_Objectif_
Dans l'article ci-dessous sur la chaîne YouTube de François Bayrou, relevez tous les chiffres qui mesurent l'audience de cette chaîne, en précisant à quoi chacun se rapporte.

_Extrait de la page_

________________________________________

"C’est le contraire d’internet": on a demandé à une spécialiste de Youtube son avis sur les podcasts de François Bayrou (et il y a du boulot)

"Tous les responsables politiques partent en vacances bien méritées." Tous, sauf un. Cet irréductible politique, c’est François Bayrou. Cet été, le Premier ministre a décidé d’entamer une reconversion pour devenir youtubeur.
Le 5 août dernier, l’homme politique a lancé sa propre chaîne Youtube, baptisée sobrement FB Direct. L’objectif? S’adresser directement aux Français, "sans mise en scène", pour leur donner sa vision du budget 2026 et surtout, les convaincre de la nécessité de mettre en place d'importantes économies largement critiquées.
"Dans les semaines qui viennent, j’aimerais échanger avec vous sur la nécessité qui est devant nous et que nous ne pouvons pas mettre de côté", lance-t-il avec gravité dans sa première vidéo.
Rythme monotone et ton professoral
"Le Premier ministre est dans un contexte d’opposition forte. Il doit faire passer des mesures difficiles à accepter", observe Stéphanie Laporte, fondatrice de l’agence social media Otta, auprès de Tech&Co. "Alors, il essaye de passer par un canal de communication plus populaire."
Le hic, c’est que ce nouveau format peine à convaincre les internautes. Les vues des vidéos de François Bayrou, suivi par quelques 8.000 abonnés, sont en chute libre. Si son premier podcast cumule plus de 126.000 vues, ses autres contenus ne dépassent pas la barre des 40.000 visionnages. Une de ses vidéos plafonne à 7.500 vues.

________________________________________

_Données fournies_
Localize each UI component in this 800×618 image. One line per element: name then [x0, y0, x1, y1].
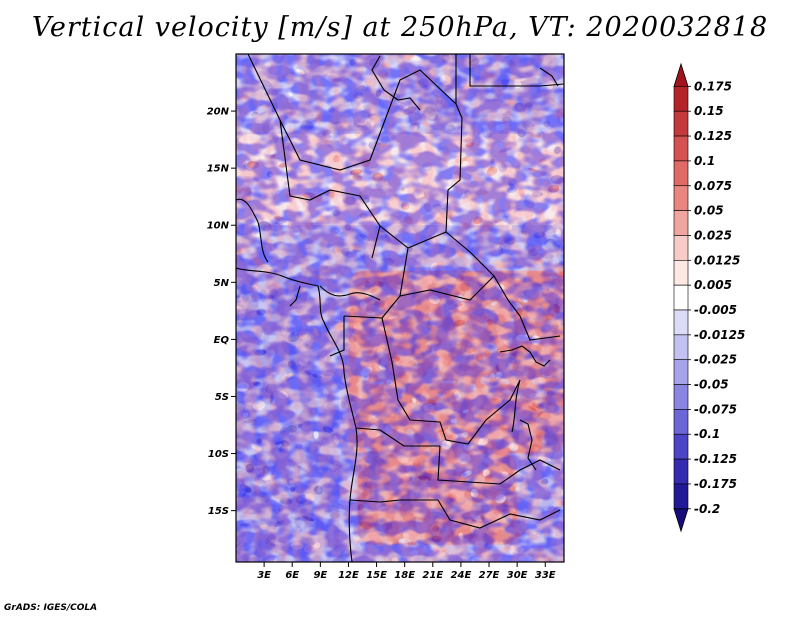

________________________________________

_Résultat attendu_
La chaîne FB Direct est suivie par environ 8.000 abonnés.
Le premier podcast cumule plus de 126.000 vues.
Les autres contenus ne dépassent pas la barre des 40.000 visionnages.
Une des vidéos plafonne à 7.500 vues.